EXTRACTED TEXT –
☆ ☆ ☆ ☆
Discrimination runs deep in China. Few companies have mechanisms to deal with it, and although the country has enacted a number of laws targeting sexism and workplace harassment, they are poorly enforced. Women face widespread job discrimination based on marital or parental status; companies avoid hiring — or get rid of — those who are likely to become pregnant.
The education ministry recently provoked an online storm when it suggested that young Chinese men had become too ‘feminine’ and proposed school athletics programs to correct it. There was further outrage when a commentator with state broadcaster CCTV asked an Olympic gold medalist shot-putter whether she would change her ‘masculine appearance’ to find a husband. In September the government weighed in against ‘sissy idols’ and ‘effeminate men’ in the entertainment industry.
☆ ☆ ☆ ☆
[Layout dataset entries]
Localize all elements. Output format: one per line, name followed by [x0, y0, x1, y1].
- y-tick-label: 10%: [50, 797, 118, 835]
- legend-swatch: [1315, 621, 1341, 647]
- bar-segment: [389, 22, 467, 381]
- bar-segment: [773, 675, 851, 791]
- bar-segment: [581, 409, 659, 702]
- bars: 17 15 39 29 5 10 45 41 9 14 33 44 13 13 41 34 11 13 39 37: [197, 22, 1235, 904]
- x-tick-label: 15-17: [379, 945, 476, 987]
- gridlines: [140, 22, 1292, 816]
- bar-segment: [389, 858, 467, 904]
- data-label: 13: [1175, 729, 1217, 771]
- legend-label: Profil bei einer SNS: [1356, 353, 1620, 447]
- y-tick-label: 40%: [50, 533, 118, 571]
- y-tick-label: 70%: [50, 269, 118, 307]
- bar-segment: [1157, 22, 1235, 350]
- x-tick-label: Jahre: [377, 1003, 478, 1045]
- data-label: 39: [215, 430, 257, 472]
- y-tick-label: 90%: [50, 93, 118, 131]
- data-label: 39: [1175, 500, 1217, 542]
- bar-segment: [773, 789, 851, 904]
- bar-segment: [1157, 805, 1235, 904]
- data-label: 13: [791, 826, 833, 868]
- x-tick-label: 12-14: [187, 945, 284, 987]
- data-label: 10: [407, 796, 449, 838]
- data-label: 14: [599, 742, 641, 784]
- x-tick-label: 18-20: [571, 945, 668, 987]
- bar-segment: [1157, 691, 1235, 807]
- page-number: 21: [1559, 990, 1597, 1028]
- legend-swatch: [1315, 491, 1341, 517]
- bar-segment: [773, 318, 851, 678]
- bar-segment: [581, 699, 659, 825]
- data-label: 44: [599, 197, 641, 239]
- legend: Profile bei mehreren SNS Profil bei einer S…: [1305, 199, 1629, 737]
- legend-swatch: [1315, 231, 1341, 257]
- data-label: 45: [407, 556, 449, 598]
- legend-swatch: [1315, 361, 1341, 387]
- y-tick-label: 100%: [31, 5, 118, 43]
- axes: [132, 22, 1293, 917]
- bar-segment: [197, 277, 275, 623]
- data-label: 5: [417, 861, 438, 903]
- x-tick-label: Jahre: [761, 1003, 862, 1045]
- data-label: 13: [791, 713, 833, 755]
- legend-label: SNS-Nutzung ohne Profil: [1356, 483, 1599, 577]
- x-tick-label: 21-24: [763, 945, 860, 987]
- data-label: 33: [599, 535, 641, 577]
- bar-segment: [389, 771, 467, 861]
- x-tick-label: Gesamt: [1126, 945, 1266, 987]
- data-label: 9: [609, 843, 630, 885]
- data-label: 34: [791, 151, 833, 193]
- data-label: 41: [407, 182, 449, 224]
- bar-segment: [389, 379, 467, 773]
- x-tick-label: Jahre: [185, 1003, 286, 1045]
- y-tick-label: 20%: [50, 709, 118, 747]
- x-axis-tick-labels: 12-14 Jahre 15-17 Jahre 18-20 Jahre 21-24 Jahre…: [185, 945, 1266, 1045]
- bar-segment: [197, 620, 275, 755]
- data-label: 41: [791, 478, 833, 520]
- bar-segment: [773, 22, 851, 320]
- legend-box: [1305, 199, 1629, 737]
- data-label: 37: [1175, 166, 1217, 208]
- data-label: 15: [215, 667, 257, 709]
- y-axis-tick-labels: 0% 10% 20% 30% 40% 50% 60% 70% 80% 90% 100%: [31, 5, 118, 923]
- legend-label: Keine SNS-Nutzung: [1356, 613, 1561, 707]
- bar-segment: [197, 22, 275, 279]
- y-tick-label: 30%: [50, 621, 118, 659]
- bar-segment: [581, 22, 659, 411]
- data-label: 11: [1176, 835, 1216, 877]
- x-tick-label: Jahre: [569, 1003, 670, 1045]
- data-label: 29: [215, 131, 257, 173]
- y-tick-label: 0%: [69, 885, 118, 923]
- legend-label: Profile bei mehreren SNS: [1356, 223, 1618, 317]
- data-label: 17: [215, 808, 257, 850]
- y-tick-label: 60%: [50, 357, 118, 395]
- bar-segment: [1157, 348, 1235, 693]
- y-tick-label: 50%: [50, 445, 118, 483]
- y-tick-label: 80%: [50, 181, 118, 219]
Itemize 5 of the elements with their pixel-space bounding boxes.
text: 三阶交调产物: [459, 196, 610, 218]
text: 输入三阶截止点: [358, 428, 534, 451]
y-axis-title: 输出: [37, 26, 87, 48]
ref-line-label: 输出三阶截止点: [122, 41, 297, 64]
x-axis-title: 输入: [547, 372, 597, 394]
☆ ☆ ☆ ☆
REQUIRED TASK 1 – Translate the sentence "Discrimination runs deep in China." from the passage on discrimination in China into Spanish.
REQUIRED TASK 2 – Rewrite the listing from its first line up to and including the line with "- bar-segment: [773, 675, 851, 791]", swapping "bar-segment" for "bar-block" and leaving everything else unchanged. Give only those lines.

RESPONSE 1 – La discriminación está profundamente arraigada en China.

RESPONSE 2 –
Localize all elements. Output format: one per line, name followed by [x0, y0, x1, y1].
- y-tick-label: 10%: [50, 797, 118, 835]
- legend-swatch: [1315, 621, 1341, 647]
- bar-block: [389, 22, 467, 381]
- bar-block: [773, 675, 851, 791]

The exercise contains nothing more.